Task brief >> Retype every line of the listing below, character for character.
-- Start of Entries shown --
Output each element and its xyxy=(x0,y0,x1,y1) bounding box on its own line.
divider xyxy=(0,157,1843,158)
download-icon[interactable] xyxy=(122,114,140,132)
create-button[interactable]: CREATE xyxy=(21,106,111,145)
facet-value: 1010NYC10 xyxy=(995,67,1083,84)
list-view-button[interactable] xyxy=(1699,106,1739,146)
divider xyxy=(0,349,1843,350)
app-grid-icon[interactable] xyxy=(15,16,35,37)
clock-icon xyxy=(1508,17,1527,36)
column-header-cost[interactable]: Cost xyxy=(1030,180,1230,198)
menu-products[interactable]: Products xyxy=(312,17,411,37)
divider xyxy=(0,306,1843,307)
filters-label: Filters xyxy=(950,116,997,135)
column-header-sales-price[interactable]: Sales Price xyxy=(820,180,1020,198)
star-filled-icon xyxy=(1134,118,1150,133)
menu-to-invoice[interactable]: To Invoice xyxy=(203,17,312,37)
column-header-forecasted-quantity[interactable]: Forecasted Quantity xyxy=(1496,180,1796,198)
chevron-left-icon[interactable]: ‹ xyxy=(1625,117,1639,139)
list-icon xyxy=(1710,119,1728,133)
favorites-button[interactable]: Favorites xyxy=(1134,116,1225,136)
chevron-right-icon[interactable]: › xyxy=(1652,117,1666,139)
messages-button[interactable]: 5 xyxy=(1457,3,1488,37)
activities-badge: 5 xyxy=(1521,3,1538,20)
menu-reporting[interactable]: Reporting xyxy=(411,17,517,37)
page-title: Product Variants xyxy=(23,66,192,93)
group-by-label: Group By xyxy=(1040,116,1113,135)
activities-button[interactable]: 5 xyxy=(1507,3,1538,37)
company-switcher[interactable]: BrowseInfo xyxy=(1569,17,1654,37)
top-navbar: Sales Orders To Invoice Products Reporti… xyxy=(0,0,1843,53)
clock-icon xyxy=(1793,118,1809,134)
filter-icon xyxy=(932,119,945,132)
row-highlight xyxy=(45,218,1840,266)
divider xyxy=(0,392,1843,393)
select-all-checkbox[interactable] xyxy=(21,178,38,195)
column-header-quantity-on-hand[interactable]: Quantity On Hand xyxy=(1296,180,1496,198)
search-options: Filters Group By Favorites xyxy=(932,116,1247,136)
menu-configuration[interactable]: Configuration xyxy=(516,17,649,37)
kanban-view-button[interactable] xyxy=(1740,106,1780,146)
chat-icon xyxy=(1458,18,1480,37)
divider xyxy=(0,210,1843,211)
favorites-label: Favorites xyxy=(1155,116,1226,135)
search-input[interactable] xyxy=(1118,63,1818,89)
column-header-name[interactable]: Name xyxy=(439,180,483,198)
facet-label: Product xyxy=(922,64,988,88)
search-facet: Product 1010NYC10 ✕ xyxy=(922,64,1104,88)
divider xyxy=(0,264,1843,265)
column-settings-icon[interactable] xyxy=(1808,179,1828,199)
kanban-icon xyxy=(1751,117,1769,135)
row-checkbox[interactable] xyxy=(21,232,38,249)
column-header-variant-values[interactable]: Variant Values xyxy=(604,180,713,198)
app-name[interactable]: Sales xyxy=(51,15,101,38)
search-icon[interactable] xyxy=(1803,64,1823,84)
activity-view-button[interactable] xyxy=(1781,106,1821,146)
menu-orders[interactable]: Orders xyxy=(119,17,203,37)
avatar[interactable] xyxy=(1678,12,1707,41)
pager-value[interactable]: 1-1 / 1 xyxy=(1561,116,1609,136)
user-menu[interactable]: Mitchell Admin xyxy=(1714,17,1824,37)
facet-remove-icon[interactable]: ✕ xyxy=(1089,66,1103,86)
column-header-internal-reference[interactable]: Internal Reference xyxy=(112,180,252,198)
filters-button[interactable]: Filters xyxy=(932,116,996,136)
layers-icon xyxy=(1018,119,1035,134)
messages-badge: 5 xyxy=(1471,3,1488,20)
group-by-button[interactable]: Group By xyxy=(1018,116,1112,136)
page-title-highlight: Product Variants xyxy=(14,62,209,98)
-- End of Entries shown --
Response below >>
Output each element and its xyxy=(x0,y0,x1,y1) bounding box on its own line.
divider xyxy=(0,157,1843,158)
download-icon[interactable] xyxy=(122,114,140,132)
create-button[interactable]: CREATE xyxy=(21,106,111,145)
facet-value: 1010NYC10 xyxy=(995,67,1083,84)
list-view-button[interactable] xyxy=(1699,106,1739,146)
divider xyxy=(0,349,1843,350)
app-grid-icon[interactable] xyxy=(15,16,35,37)
clock-icon xyxy=(1508,17,1527,36)
column-header-cost[interactable]: Cost xyxy=(1030,180,1230,198)
menu-products[interactable]: Products xyxy=(312,17,411,37)
divider xyxy=(0,306,1843,307)
filters-label: Filters xyxy=(950,116,997,135)
column-header-sales-price[interactable]: Sales Price xyxy=(820,180,1020,198)
star-filled-icon xyxy=(1134,118,1150,133)
menu-to-invoice[interactable]: To Invoice xyxy=(203,17,312,37)
column-header-forecasted-quantity[interactable]: Forecasted Quantity xyxy=(1496,180,1796,198)
chevron-left-icon[interactable]: ‹ xyxy=(1625,117,1639,139)
list-icon xyxy=(1710,119,1728,133)
favorites-button[interactable]: Favorites xyxy=(1134,116,1225,136)
chevron-right-icon[interactable]: › xyxy=(1652,117,1666,139)
messages-button[interactable]: 5 xyxy=(1457,3,1488,37)
activities-badge: 5 xyxy=(1521,3,1538,20)
menu-reporting[interactable]: Reporting xyxy=(411,17,517,37)
page-title: Product Variants xyxy=(23,66,192,93)
group-by-label: Group By xyxy=(1040,116,1113,135)
activities-button[interactable]: 5 xyxy=(1507,3,1538,37)
company-switcher[interactable]: BrowseInfo xyxy=(1569,17,1654,37)
top-navbar: Sales Orders To Invoice Products Reporti… xyxy=(0,0,1843,53)
clock-icon xyxy=(1793,118,1809,134)
filter-icon xyxy=(932,119,945,132)
row-highlight xyxy=(45,218,1840,266)
divider xyxy=(0,392,1843,393)
select-all-checkbox[interactable] xyxy=(21,178,38,195)
column-header-quantity-on-hand[interactable]: Quantity On Hand xyxy=(1296,180,1496,198)
search-options: Filters Group By Favorites xyxy=(932,116,1247,136)
menu-configuration[interactable]: Configuration xyxy=(516,17,649,37)
kanban-view-button[interactable] xyxy=(1740,106,1780,146)
chat-icon xyxy=(1458,18,1480,37)
divider xyxy=(0,210,1843,211)
favorites-label: Favorites xyxy=(1155,116,1226,135)
search-input[interactable] xyxy=(1118,63,1818,89)
column-header-name[interactable]: Name xyxy=(439,180,483,198)
facet-label: Product xyxy=(922,64,988,88)
search-facet: Product 1010NYC10 ✕ xyxy=(922,64,1104,88)
divider xyxy=(0,264,1843,265)
column-settings-icon[interactable] xyxy=(1808,179,1828,199)
kanban-icon xyxy=(1751,117,1769,135)
row-checkbox[interactable] xyxy=(21,232,38,249)
column-header-variant-values[interactable]: Variant Values xyxy=(604,180,713,198)
app-name[interactable]: Sales xyxy=(51,15,101,38)
search-icon[interactable] xyxy=(1803,64,1823,84)
activity-view-button[interactable] xyxy=(1781,106,1821,146)
menu-orders[interactable]: Orders xyxy=(119,17,203,37)
avatar[interactable] xyxy=(1678,12,1707,41)
pager-value[interactable]: 1-1 / 1 xyxy=(1561,116,1609,136)
user-menu[interactable]: Mitchell Admin xyxy=(1714,17,1824,37)
facet-remove-icon[interactable]: ✕ xyxy=(1089,66,1103,86)
column-header-internal-reference[interactable]: Internal Reference xyxy=(112,180,252,198)
filters-button[interactable]: Filters xyxy=(932,116,996,136)
layers-icon xyxy=(1018,119,1035,134)
messages-badge: 5 xyxy=(1471,3,1488,20)
group-by-button[interactable]: Group By xyxy=(1018,116,1112,136)
page-title-highlight: Product Variants xyxy=(14,62,209,98)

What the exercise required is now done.